* Begin *

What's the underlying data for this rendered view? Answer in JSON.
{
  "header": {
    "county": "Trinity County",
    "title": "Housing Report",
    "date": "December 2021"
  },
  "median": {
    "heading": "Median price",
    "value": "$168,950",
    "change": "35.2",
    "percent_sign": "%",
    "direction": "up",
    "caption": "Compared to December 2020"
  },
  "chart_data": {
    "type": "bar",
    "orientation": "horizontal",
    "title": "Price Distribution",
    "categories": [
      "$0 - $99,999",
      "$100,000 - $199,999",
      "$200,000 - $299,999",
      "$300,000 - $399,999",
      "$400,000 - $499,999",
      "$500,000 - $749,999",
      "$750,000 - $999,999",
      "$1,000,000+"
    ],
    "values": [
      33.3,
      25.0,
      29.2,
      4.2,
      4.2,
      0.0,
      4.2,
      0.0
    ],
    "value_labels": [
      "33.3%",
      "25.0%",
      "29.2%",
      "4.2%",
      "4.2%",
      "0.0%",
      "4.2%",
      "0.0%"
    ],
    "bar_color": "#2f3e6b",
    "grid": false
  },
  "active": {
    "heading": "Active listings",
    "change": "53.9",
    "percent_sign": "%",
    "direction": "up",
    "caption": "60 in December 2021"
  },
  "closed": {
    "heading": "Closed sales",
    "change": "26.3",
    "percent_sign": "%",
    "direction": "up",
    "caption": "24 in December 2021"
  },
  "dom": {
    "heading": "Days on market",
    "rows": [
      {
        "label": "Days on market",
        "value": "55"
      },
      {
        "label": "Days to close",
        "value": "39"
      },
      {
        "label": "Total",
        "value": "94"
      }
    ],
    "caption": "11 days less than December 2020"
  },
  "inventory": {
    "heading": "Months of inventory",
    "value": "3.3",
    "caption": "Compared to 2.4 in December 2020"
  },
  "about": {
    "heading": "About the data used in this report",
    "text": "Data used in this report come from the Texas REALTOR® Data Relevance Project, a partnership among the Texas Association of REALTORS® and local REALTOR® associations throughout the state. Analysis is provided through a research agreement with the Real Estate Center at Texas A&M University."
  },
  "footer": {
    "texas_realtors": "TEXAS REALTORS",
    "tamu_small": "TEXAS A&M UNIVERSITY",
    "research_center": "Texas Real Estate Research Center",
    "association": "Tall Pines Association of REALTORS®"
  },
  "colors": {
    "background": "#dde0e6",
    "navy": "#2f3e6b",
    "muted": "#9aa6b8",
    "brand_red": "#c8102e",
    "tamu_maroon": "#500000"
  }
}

* End *

## TASK
Check each line of the records for the word "Compared" and extract those that contain it.

## WRITTEN SOLUTION
    "caption": "Compared to December 2020"
    "caption": "Compared to 2.4 in December 2020"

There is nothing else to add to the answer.